#### ENTRIES SUPPLIED
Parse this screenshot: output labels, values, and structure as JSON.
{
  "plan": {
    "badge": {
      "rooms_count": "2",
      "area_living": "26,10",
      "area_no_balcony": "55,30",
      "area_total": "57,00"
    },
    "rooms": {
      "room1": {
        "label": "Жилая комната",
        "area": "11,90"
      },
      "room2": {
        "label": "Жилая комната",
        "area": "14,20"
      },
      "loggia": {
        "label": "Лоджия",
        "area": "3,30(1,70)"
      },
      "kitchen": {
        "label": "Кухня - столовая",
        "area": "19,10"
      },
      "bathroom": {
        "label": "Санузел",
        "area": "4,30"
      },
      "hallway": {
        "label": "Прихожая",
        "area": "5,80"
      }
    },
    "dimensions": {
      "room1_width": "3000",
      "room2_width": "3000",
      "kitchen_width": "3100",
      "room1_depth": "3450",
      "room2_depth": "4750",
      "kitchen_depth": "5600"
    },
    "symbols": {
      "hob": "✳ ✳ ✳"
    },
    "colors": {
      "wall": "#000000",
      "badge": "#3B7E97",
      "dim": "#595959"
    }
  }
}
########
GIVEN INSTRUCTION - Repeat every entry word for word.

RESPONSE FOR THIS EXERCISE -
Parse this screenshot: output labels, values, and structure as JSON.
{
  "plan": {
    "badge": {
      "rooms_count": "2",
      "area_living": "26,10",
      "area_no_balcony": "55,30",
      "area_total": "57,00"
    },
    "rooms": {
      "room1": {
        "label": "Жилая комната",
        "area": "11,90"
      },
      "room2": {
        "label": "Жилая комната",
        "area": "14,20"
      },
      "loggia": {
        "label": "Лоджия",
        "area": "3,30(1,70)"
      },
      "kitchen": {
        "label": "Кухня - столовая",
        "area": "19,10"
      },
      "bathroom": {
        "label": "Санузел",
        "area": "4,30"
      },
      "hallway": {
        "label": "Прихожая",
        "area": "5,80"
      }
    },
    "dimensions": {
      "room1_width": "3000",
      "room2_width": "3000",
      "kitchen_width": "3100",
      "room1_depth": "3450",
      "room2_depth": "4750",
      "kitchen_depth": "5600"
    },
    "symbols": {
      "hob": "✳ ✳ ✳"
    },
    "colors": {
      "wall": "#000000",
      "badge": "#3B7E97",
      "dim": "#595959"
    }
  }
}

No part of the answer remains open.